◆ Work instruction ◆
Go through the entries and tally the lines containing the word "lapin". Only the total is wanted.

Document page entries with text:
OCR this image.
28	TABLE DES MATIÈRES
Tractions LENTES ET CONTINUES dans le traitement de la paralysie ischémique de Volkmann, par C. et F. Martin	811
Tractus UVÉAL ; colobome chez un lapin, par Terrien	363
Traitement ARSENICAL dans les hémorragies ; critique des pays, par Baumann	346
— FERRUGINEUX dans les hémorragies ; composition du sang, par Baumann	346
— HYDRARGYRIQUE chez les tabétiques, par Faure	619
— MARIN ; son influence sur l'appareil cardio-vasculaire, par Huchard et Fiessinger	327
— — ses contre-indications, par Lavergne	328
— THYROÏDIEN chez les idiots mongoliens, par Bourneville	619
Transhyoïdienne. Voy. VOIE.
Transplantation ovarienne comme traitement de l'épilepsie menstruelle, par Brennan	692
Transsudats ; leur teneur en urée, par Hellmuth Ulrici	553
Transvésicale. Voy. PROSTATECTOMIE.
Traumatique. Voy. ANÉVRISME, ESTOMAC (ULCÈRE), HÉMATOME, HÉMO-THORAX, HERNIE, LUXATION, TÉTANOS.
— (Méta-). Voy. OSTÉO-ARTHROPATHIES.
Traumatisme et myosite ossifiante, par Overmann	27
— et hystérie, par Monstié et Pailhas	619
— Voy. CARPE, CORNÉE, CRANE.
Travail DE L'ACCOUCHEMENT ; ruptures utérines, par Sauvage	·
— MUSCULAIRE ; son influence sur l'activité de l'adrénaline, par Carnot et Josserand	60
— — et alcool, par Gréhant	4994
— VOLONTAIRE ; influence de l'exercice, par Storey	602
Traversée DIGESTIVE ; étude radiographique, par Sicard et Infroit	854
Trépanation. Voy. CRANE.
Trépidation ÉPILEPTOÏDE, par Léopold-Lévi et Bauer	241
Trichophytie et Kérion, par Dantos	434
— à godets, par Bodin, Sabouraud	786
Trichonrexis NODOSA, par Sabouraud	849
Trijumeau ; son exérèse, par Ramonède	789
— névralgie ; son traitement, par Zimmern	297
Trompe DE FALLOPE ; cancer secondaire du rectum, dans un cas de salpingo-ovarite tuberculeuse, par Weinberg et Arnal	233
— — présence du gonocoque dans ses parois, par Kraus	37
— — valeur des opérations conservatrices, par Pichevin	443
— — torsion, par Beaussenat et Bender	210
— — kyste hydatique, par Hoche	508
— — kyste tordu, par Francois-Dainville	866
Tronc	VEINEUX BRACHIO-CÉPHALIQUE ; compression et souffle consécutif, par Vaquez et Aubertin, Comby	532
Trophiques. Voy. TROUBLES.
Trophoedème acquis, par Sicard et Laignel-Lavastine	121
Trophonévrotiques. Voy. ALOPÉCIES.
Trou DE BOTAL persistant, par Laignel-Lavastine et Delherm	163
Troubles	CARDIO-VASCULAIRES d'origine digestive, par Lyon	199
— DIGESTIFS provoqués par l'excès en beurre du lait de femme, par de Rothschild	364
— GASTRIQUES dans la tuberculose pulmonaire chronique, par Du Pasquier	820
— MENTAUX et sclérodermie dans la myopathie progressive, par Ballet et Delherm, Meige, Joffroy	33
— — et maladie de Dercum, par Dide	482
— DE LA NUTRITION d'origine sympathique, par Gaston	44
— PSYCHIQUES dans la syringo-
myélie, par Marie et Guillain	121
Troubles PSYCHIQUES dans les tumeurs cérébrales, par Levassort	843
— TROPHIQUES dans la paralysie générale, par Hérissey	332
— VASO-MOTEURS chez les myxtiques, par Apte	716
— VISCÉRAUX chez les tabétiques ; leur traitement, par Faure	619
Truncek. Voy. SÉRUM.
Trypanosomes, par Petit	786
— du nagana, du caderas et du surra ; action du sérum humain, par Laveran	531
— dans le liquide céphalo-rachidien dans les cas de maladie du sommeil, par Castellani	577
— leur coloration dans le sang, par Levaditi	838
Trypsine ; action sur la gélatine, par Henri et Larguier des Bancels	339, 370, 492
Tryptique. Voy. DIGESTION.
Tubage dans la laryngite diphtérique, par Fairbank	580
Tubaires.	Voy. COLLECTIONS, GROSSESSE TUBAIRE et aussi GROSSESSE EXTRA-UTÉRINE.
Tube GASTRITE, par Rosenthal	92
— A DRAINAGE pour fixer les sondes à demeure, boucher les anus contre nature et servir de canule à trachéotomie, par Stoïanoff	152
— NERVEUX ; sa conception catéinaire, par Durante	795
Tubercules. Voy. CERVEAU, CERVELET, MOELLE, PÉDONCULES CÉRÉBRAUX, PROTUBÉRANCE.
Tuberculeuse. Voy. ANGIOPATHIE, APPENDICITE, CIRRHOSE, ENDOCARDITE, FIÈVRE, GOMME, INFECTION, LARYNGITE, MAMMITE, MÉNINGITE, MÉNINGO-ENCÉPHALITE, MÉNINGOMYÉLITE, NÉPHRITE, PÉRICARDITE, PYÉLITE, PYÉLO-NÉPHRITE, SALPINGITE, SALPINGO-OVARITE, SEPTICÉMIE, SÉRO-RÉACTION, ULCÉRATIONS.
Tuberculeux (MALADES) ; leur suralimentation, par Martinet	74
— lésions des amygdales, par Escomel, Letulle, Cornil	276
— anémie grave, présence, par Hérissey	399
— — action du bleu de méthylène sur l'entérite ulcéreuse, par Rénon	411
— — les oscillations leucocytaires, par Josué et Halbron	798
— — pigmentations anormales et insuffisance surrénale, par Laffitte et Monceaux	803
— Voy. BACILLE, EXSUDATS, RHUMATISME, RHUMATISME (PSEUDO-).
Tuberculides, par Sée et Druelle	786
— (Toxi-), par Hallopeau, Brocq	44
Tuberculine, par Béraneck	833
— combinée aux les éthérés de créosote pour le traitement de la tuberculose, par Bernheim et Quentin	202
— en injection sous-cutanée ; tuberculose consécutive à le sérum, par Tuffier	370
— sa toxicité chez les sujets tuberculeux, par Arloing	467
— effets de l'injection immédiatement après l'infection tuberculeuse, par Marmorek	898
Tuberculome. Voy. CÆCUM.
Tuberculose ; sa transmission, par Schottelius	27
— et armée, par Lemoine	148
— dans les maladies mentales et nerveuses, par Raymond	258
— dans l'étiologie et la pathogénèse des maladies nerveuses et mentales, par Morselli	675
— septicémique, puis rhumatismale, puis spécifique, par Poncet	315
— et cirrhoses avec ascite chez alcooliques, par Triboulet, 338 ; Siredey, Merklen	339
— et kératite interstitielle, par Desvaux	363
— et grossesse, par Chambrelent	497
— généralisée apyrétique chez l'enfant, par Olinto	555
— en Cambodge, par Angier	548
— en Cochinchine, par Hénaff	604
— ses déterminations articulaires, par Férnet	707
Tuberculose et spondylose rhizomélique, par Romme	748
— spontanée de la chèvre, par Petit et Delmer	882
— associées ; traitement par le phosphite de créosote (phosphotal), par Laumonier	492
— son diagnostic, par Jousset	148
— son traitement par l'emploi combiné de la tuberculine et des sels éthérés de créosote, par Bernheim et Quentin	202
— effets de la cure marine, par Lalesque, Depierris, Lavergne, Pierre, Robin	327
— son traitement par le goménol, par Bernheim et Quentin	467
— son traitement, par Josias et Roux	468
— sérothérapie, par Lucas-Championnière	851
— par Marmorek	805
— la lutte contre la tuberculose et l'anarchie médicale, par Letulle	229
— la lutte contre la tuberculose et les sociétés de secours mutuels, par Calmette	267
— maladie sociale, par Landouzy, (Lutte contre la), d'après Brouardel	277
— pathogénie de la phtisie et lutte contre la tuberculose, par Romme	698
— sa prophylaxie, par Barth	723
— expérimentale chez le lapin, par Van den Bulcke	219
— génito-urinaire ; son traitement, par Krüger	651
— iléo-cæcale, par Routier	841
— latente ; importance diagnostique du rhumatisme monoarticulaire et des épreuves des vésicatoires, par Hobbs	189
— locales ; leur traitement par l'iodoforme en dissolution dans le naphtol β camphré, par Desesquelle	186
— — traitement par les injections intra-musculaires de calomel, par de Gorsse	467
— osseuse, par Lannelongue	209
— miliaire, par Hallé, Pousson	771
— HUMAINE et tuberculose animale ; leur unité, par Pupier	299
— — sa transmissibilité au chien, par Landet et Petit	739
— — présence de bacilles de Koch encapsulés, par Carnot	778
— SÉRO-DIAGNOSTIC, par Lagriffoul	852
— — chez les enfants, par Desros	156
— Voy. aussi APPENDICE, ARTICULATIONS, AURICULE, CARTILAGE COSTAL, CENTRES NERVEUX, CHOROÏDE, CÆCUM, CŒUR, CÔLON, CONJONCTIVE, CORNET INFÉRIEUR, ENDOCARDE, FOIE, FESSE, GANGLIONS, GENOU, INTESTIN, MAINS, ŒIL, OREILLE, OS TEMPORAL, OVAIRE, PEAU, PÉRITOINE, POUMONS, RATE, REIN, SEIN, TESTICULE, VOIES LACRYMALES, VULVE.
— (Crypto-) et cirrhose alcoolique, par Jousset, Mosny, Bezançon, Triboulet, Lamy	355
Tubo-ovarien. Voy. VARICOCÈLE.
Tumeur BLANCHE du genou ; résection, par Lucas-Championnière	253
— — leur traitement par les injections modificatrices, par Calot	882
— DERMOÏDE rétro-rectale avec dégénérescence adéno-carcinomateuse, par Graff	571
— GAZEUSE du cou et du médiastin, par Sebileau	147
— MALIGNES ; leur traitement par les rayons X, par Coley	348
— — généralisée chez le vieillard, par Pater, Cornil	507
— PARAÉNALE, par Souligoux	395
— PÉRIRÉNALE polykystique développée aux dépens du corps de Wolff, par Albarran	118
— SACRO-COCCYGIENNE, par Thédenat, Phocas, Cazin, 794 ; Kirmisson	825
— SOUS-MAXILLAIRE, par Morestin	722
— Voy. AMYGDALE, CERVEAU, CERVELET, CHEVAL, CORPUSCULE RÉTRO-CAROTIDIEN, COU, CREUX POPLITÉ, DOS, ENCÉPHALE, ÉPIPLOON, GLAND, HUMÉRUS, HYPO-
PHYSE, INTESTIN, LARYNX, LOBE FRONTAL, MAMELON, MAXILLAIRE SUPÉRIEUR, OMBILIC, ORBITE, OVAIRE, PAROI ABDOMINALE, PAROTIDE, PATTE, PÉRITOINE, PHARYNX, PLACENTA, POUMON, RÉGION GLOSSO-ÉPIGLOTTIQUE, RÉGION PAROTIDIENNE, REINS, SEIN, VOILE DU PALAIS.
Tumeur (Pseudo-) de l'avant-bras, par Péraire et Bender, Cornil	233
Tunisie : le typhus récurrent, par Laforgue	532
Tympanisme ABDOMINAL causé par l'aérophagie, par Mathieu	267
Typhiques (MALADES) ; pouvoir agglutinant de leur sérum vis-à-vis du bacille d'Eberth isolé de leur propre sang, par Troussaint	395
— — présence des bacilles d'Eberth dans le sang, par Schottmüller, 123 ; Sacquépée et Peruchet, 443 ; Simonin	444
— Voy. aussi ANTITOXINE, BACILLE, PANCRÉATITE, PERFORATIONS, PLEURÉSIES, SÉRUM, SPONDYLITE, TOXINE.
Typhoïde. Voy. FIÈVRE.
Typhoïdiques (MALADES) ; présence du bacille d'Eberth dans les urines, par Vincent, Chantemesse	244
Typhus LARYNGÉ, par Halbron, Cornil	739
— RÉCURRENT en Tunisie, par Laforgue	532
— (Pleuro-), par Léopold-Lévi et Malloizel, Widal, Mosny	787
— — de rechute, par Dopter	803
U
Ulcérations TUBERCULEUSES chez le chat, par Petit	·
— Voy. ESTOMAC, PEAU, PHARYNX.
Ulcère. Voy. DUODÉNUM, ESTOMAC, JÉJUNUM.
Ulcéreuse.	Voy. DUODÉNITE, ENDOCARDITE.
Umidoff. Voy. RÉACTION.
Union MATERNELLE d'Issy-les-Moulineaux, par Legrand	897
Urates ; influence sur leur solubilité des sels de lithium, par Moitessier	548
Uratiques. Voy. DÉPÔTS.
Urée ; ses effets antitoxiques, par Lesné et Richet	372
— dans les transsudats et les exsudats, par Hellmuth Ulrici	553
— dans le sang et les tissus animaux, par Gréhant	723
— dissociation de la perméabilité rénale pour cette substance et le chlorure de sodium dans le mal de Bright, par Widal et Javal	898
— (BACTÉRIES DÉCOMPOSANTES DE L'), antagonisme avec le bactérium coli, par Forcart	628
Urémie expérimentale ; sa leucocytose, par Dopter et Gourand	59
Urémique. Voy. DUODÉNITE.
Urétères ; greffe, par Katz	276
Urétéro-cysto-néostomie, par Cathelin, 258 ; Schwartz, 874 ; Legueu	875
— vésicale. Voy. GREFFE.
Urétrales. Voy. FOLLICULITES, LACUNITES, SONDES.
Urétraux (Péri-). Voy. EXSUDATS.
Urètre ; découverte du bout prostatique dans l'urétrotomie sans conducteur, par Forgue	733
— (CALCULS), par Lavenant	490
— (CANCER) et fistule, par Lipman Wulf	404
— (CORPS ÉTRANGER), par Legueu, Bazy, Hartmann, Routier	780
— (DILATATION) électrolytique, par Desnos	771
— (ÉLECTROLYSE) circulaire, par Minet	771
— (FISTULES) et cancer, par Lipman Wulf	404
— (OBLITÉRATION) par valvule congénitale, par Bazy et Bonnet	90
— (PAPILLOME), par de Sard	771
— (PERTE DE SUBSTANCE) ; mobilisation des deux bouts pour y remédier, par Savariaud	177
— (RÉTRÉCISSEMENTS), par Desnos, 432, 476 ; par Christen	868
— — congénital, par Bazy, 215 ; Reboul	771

◆ Response ◆
2